Information provided:
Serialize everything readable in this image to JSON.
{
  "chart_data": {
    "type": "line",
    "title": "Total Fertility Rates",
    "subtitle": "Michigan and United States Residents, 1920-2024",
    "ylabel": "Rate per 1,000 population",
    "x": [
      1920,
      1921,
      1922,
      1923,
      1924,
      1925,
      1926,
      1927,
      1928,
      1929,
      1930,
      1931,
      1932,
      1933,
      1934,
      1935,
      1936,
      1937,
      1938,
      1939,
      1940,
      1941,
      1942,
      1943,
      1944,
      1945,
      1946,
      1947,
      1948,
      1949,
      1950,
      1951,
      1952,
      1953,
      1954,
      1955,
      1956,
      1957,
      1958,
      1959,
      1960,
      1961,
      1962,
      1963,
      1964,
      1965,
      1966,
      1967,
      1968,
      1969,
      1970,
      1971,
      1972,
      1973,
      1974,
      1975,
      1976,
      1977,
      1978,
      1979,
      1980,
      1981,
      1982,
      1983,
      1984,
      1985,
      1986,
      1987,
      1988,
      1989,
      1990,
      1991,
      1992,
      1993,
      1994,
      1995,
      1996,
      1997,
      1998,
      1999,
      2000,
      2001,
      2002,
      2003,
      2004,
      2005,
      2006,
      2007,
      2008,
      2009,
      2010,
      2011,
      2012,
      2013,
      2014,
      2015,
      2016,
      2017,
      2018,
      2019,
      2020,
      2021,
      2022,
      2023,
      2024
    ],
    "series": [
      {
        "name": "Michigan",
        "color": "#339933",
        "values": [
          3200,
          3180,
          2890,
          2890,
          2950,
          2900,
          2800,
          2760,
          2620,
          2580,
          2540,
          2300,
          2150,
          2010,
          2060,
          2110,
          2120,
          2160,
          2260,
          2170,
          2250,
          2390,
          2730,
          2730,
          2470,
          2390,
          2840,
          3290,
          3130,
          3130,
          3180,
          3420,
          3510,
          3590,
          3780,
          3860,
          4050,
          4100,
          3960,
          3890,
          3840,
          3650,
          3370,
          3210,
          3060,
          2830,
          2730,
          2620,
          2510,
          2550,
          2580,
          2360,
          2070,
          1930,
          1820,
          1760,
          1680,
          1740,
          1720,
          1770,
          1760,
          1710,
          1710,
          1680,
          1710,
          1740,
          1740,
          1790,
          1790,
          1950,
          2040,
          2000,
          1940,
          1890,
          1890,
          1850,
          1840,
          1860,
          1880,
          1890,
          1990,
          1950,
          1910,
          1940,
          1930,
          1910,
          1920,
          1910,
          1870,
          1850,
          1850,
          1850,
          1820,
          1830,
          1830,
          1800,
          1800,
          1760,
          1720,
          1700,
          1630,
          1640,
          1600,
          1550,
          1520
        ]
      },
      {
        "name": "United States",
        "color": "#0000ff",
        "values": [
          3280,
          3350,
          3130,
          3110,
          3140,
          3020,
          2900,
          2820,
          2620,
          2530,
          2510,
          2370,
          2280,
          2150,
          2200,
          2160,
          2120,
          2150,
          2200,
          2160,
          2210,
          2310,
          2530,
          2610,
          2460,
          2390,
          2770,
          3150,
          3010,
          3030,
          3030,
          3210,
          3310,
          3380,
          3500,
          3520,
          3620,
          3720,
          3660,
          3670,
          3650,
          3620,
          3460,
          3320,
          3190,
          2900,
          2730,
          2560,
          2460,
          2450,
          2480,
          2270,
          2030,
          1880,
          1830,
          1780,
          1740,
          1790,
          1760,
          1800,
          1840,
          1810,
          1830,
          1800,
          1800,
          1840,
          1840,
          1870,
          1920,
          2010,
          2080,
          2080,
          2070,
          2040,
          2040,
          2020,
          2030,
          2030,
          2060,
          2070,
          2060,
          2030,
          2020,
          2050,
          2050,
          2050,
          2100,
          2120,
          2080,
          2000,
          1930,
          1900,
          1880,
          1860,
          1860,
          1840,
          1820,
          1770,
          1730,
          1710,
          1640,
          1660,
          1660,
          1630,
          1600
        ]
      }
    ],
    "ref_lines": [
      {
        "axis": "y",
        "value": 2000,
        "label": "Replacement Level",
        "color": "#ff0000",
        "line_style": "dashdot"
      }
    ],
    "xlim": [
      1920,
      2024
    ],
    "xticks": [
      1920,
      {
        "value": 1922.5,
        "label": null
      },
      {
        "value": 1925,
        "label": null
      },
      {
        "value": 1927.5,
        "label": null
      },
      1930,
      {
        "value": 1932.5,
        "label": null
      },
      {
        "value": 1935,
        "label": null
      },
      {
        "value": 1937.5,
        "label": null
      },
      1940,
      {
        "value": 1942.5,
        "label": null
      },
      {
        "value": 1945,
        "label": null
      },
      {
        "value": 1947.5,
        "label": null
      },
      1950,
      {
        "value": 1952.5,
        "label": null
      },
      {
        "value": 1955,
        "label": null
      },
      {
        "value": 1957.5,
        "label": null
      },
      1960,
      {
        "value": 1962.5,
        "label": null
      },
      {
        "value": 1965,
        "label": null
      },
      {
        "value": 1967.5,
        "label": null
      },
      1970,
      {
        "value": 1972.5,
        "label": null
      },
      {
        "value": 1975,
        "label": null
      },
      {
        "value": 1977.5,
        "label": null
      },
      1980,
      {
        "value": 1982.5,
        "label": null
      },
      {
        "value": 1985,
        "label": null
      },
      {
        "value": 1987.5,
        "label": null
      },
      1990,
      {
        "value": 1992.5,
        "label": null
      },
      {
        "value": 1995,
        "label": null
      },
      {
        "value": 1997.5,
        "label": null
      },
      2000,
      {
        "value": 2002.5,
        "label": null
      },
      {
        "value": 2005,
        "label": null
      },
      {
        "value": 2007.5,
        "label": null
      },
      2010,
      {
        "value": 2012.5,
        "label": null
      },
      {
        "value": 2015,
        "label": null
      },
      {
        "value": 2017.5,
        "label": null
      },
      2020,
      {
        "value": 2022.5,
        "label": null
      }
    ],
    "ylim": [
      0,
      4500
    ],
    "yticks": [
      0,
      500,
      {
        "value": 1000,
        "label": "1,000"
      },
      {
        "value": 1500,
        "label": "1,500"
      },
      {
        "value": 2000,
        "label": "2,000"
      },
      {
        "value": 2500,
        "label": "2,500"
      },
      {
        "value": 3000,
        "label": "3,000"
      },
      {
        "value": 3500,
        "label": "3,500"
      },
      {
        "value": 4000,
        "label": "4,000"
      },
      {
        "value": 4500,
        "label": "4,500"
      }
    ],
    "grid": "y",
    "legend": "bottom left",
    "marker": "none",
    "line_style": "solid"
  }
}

Requirement: Using the records above, gather all lines where the string "Michigan" is present.

Task output:
    "subtitle": "Michigan and United States Residents, 1920-2024",
        "name": "Michigan",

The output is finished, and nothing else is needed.